=== ACTIVITY ===
Write out all the data verbatim. Skip images.

=== SOURCE RECORDS ===
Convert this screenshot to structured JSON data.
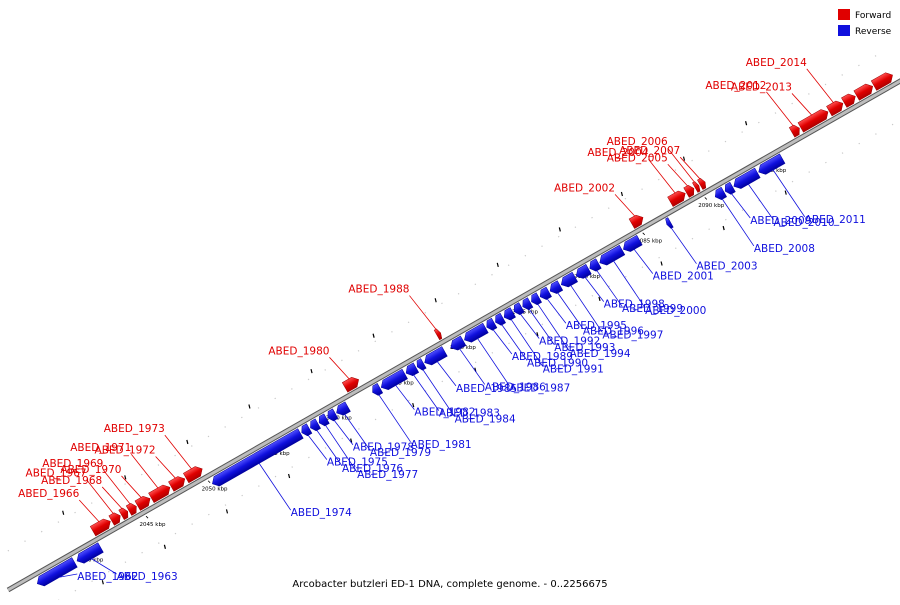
{
  "legend": {
    "forward": {
      "label": "Forward",
      "color": "#e00000"
    },
    "reverse": {
      "label": "Reverse",
      "color": "#1010dd"
    }
  },
  "caption": "Arcobacter butzleri ED-1 DNA, complete genome. - 0..2256675",
  "scale": {
    "ticks": [
      {
        "kb": 2040,
        "label": "2040 kbp"
      },
      {
        "kb": 2045,
        "label": "2045 kbp"
      },
      {
        "kb": 2050,
        "label": "2050 kbp"
      },
      {
        "kb": 2055,
        "label": "2055 kbp"
      },
      {
        "kb": 2060,
        "label": "2060 kbp"
      },
      {
        "kb": 2065,
        "label": "2065 kbp"
      },
      {
        "kb": 2070,
        "label": "2070 kbp"
      },
      {
        "kb": 2075,
        "label": "2075 kbp"
      },
      {
        "kb": 2080,
        "label": "2080 kbp"
      },
      {
        "kb": 2085,
        "label": "2085 kbp"
      },
      {
        "kb": 2090,
        "label": "2090 kbp"
      },
      {
        "kb": 2095,
        "label": "2095 kbp"
      }
    ]
  },
  "genes": [
    {
      "name": "ABED_1962",
      "strand": "reverse",
      "start": 2036.0,
      "end": 2039.0
    },
    {
      "name": "ABED_1963",
      "strand": "reverse",
      "start": 2039.2,
      "end": 2041.1
    },
    {
      "name": "ABED_1966",
      "strand": "forward",
      "start": 2041.2,
      "end": 2042.6
    },
    {
      "name": "ABED_1967",
      "strand": "forward",
      "start": 2042.7,
      "end": 2043.4
    },
    {
      "name": "ABED_1968",
      "strand": "forward",
      "start": 2043.5,
      "end": 2044.0
    },
    {
      "name": "ABED_1969",
      "strand": "forward",
      "start": 2044.1,
      "end": 2044.7
    },
    {
      "name": "ABED_1970",
      "strand": "forward",
      "start": 2044.8,
      "end": 2045.8
    },
    {
      "name": "ABED_1971",
      "strand": "forward",
      "start": 2045.9,
      "end": 2047.4
    },
    {
      "name": "ABED_1972",
      "strand": "forward",
      "start": 2047.5,
      "end": 2048.6
    },
    {
      "name": "ABED_1973",
      "strand": "forward",
      "start": 2048.7,
      "end": 2050.0
    },
    {
      "name": "ABED_1974",
      "strand": "reverse",
      "start": 2050.1,
      "end": 2057.2
    },
    {
      "name": "ABED_1975",
      "strand": "reverse",
      "start": 2057.3,
      "end": 2057.9
    },
    {
      "name": "ABED_1976",
      "strand": "reverse",
      "start": 2058.0,
      "end": 2058.6
    },
    {
      "name": "ABED_1977",
      "strand": "reverse",
      "start": 2058.7,
      "end": 2059.3
    },
    {
      "name": "ABED_1978",
      "strand": "reverse",
      "start": 2059.4,
      "end": 2060.0
    },
    {
      "name": "ABED_1979",
      "strand": "reverse",
      "start": 2060.1,
      "end": 2061.0
    },
    {
      "name": "ABED_1980",
      "strand": "forward",
      "start": 2061.5,
      "end": 2062.6
    },
    {
      "name": "ABED_1981",
      "strand": "reverse",
      "start": 2063.0,
      "end": 2063.6
    },
    {
      "name": "ABED_1982",
      "strand": "reverse",
      "start": 2063.7,
      "end": 2065.6
    },
    {
      "name": "ABED_1983",
      "strand": "reverse",
      "start": 2065.7,
      "end": 2066.5
    },
    {
      "name": "ABED_1984",
      "strand": "reverse",
      "start": 2066.6,
      "end": 2067.1
    },
    {
      "name": "ABED_1985",
      "strand": "reverse",
      "start": 2067.2,
      "end": 2068.8
    },
    {
      "name": "ABED_1988",
      "strand": "forward",
      "start": 2068.9,
      "end": 2069.2
    },
    {
      "name": "ABED_1986",
      "strand": "reverse",
      "start": 2069.3,
      "end": 2070.3
    },
    {
      "name": "ABED_1987",
      "strand": "reverse",
      "start": 2070.4,
      "end": 2072.1
    },
    {
      "name": "ABED_1989",
      "strand": "reverse",
      "start": 2072.2,
      "end": 2072.8
    },
    {
      "name": "ABED_1990",
      "strand": "reverse",
      "start": 2072.9,
      "end": 2073.5
    },
    {
      "name": "ABED_1991",
      "strand": "reverse",
      "start": 2073.6,
      "end": 2074.3
    },
    {
      "name": "ABED_1992",
      "strand": "reverse",
      "start": 2074.4,
      "end": 2075.0
    },
    {
      "name": "ABED_1993",
      "strand": "reverse",
      "start": 2075.1,
      "end": 2075.7
    },
    {
      "name": "ABED_1994",
      "strand": "reverse",
      "start": 2075.8,
      "end": 2076.4
    },
    {
      "name": "ABED_1995",
      "strand": "reverse",
      "start": 2076.5,
      "end": 2077.2
    },
    {
      "name": "ABED_1996",
      "strand": "reverse",
      "start": 2077.3,
      "end": 2078.1
    },
    {
      "name": "ABED_1997",
      "strand": "reverse",
      "start": 2078.2,
      "end": 2079.3
    },
    {
      "name": "ABED_1998",
      "strand": "reverse",
      "start": 2079.4,
      "end": 2080.4
    },
    {
      "name": "ABED_1999",
      "strand": "reverse",
      "start": 2080.5,
      "end": 2081.2
    },
    {
      "name": "ABED_2000",
      "strand": "reverse",
      "start": 2081.3,
      "end": 2083.1
    },
    {
      "name": "ABED_2001",
      "strand": "reverse",
      "start": 2083.2,
      "end": 2084.5
    },
    {
      "name": "ABED_2002",
      "strand": "forward",
      "start": 2084.6,
      "end": 2085.5
    },
    {
      "name": "ABED_2003",
      "strand": "reverse",
      "start": 2086.7,
      "end": 2087.0
    },
    {
      "name": "ABED_2004",
      "strand": "forward",
      "start": 2087.7,
      "end": 2088.9
    },
    {
      "name": "ABED_2005",
      "strand": "forward",
      "start": 2089.0,
      "end": 2089.6
    },
    {
      "name": "ABED_2006",
      "strand": "forward",
      "start": 2089.7,
      "end": 2090.0
    },
    {
      "name": "ABED_2007",
      "strand": "forward",
      "start": 2090.1,
      "end": 2090.5
    },
    {
      "name": "ABED_2008",
      "strand": "reverse",
      "start": 2090.6,
      "end": 2091.3
    },
    {
      "name": "ABED_2009",
      "strand": "reverse",
      "start": 2091.4,
      "end": 2092.0
    },
    {
      "name": "ABED_2010",
      "strand": "reverse",
      "start": 2092.1,
      "end": 2094.0
    },
    {
      "name": "ABED_2011",
      "strand": "reverse",
      "start": 2094.1,
      "end": 2096.0
    },
    {
      "name": "ABED_2012",
      "strand": "forward",
      "start": 2097.5,
      "end": 2098.1
    },
    {
      "name": "ABED_2013",
      "strand": "forward",
      "start": 2098.2,
      "end": 2100.4
    },
    {
      "name": "ABED_2014",
      "strand": "forward",
      "start": 2100.5,
      "end": 2101.6
    },
    {
      "name": "",
      "strand": "forward",
      "start": 2101.7,
      "end": 2102.6
    },
    {
      "name": "",
      "strand": "forward",
      "start": 2102.7,
      "end": 2104.0
    },
    {
      "name": "",
      "strand": "forward",
      "start": 2104.1,
      "end": 2105.6
    }
  ]
}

=== TASK SOLUTION ===
Convert this screenshot to structured JSON data.
{
  "legend": {
    "forward": {
      "label": "Forward",
      "color": "#e00000"
    },
    "reverse": {
      "label": "Reverse",
      "color": "#1010dd"
    }
  },
  "caption": "Arcobacter butzleri ED-1 DNA, complete genome. - 0..2256675",
  "scale": {
    "ticks": [
      {
        "kb": 2040,
        "label": "2040 kbp"
      },
      {
        "kb": 2045,
        "label": "2045 kbp"
      },
      {
        "kb": 2050,
        "label": "2050 kbp"
      },
      {
        "kb": 2055,
        "label": "2055 kbp"
      },
      {
        "kb": 2060,
        "label": "2060 kbp"
      },
      {
        "kb": 2065,
        "label": "2065 kbp"
      },
      {
        "kb": 2070,
        "label": "2070 kbp"
      },
      {
        "kb": 2075,
        "label": "2075 kbp"
      },
      {
        "kb": 2080,
        "label": "2080 kbp"
      },
      {
        "kb": 2085,
        "label": "2085 kbp"
      },
      {
        "kb": 2090,
        "label": "2090 kbp"
      },
      {
        "kb": 2095,
        "label": "2095 kbp"
      }
    ]
  },
  "genes": [
    {
      "name": "ABED_1962",
      "strand": "reverse",
      "start": 2036.0,
      "end": 2039.0
    },
    {
      "name": "ABED_1963",
      "strand": "reverse",
      "start": 2039.2,
      "end": 2041.1
    },
    {
      "name": "ABED_1966",
      "strand": "forward",
      "start": 2041.2,
      "end": 2042.6
    },
    {
      "name": "ABED_1967",
      "strand": "forward",
      "start": 2042.7,
      "end": 2043.4
    },
    {
      "name": "ABED_1968",
      "strand": "forward",
      "start": 2043.5,
      "end": 2044.0
    },
    {
      "name": "ABED_1969",
      "strand": "forward",
      "start": 2044.1,
      "end": 2044.7
    },
    {
      "name": "ABED_1970",
      "strand": "forward",
      "start": 2044.8,
      "end": 2045.8
    },
    {
      "name": "ABED_1971",
      "strand": "forward",
      "start": 2045.9,
      "end": 2047.4
    },
    {
      "name": "ABED_1972",
      "strand": "forward",
      "start": 2047.5,
      "end": 2048.6
    },
    {
      "name": "ABED_1973",
      "strand": "forward",
      "start": 2048.7,
      "end": 2050.0
    },
    {
      "name": "ABED_1974",
      "strand": "reverse",
      "start": 2050.1,
      "end": 2057.2
    },
    {
      "name": "ABED_1975",
      "strand": "reverse",
      "start": 2057.3,
      "end": 2057.9
    },
    {
      "name": "ABED_1976",
      "strand": "reverse",
      "start": 2058.0,
      "end": 2058.6
    },
    {
      "name": "ABED_1977",
      "strand": "reverse",
      "start": 2058.7,
      "end": 2059.3
    },
    {
      "name": "ABED_1978",
      "strand": "reverse",
      "start": 2059.4,
      "end": 2060.0
    },
    {
      "name": "ABED_1979",
      "strand": "reverse",
      "start": 2060.1,
      "end": 2061.0
    },
    {
      "name": "ABED_1980",
      "strand": "forward",
      "start": 2061.5,
      "end": 2062.6
    },
    {
      "name": "ABED_1981",
      "strand": "reverse",
      "start": 2063.0,
      "end": 2063.6
    },
    {
      "name": "ABED_1982",
      "strand": "reverse",
      "start": 2063.7,
      "end": 2065.6
    },
    {
      "name": "ABED_1983",
      "strand": "reverse",
      "start": 2065.7,
      "end": 2066.5
    },
    {
      "name": "ABED_1984",
      "strand": "reverse",
      "start": 2066.6,
      "end": 2067.1
    },
    {
      "name": "ABED_1985",
      "strand": "reverse",
      "start": 2067.2,
      "end": 2068.8
    },
    {
      "name": "ABED_1988",
      "strand": "forward",
      "start": 2068.9,
      "end": 2069.2
    },
    {
      "name": "ABED_1986",
      "strand": "reverse",
      "start": 2069.3,
      "end": 2070.3
    },
    {
      "name": "ABED_1987",
      "strand": "reverse",
      "start": 2070.4,
      "end": 2072.1
    },
    {
      "name": "ABED_1989",
      "strand": "reverse",
      "start": 2072.2,
      "end": 2072.8
    },
    {
      "name": "ABED_1990",
      "strand": "reverse",
      "start": 2072.9,
      "end": 2073.5
    },
    {
      "name": "ABED_1991",
      "strand": "reverse",
      "start": 2073.6,
      "end": 2074.3
    },
    {
      "name": "ABED_1992",
      "strand": "reverse",
      "start": 2074.4,
      "end": 2075.0
    },
    {
      "name": "ABED_1993",
      "strand": "reverse",
      "start": 2075.1,
      "end": 2075.7
    },
    {
      "name": "ABED_1994",
      "strand": "reverse",
      "start": 2075.8,
      "end": 2076.4
    },
    {
      "name": "ABED_1995",
      "strand": "reverse",
      "start": 2076.5,
      "end": 2077.2
    },
    {
      "name": "ABED_1996",
      "strand": "reverse",
      "start": 2077.3,
      "end": 2078.1
    },
    {
      "name": "ABED_1997",
      "strand": "reverse",
      "start": 2078.2,
      "end": 2079.3
    },
    {
      "name": "ABED_1998",
      "strand": "reverse",
      "start": 2079.4,
      "end": 2080.4
    },
    {
      "name": "ABED_1999",
      "strand": "reverse",
      "start": 2080.5,
      "end": 2081.2
    },
    {
      "name": "ABED_2000",
      "strand": "reverse",
      "start": 2081.3,
      "end": 2083.1
    },
    {
      "name": "ABED_2001",
      "strand": "reverse",
      "start": 2083.2,
      "end": 2084.5
    },
    {
      "name": "ABED_2002",
      "strand": "forward",
      "start": 2084.6,
      "end": 2085.5
    },
    {
      "name": "ABED_2003",
      "strand": "reverse",
      "start": 2086.7,
      "end": 2087.0
    },
    {
      "name": "ABED_2004",
      "strand": "forward",
      "start": 2087.7,
      "end": 2088.9
    },
    {
      "name": "ABED_2005",
      "strand": "forward",
      "start": 2089.0,
      "end": 2089.6
    },
    {
      "name": "ABED_2006",
      "strand": "forward",
      "start": 2089.7,
      "end": 2090.0
    },
    {
      "name": "ABED_2007",
      "strand": "forward",
      "start": 2090.1,
      "end": 2090.5
    },
    {
      "name": "ABED_2008",
      "strand": "reverse",
      "start": 2090.6,
      "end": 2091.3
    },
    {
      "name": "ABED_2009",
      "strand": "reverse",
      "start": 2091.4,
      "end": 2092.0
    },
    {
      "name": "ABED_2010",
      "strand": "reverse",
      "start": 2092.1,
      "end": 2094.0
    },
    {
      "name": "ABED_2011",
      "strand": "reverse",
      "start": 2094.1,
      "end": 2096.0
    },
    {
      "name": "ABED_2012",
      "strand": "forward",
      "start": 2097.5,
      "end": 2098.1
    },
    {
      "name": "ABED_2013",
      "strand": "forward",
      "start": 2098.2,
      "end": 2100.4
    },
    {
      "name": "ABED_2014",
      "strand": "forward",
      "start": 2100.5,
      "end": 2101.6
    },
    {
      "name": "",
      "strand": "forward",
      "start": 2101.7,
      "end": 2102.6
    },
    {
      "name": "",
      "strand": "forward",
      "start": 2102.7,
      "end": 2104.0
    },
    {
      "name": "",
      "strand": "forward",
      "start": 2104.1,
      "end": 2105.6
    }
  ]
}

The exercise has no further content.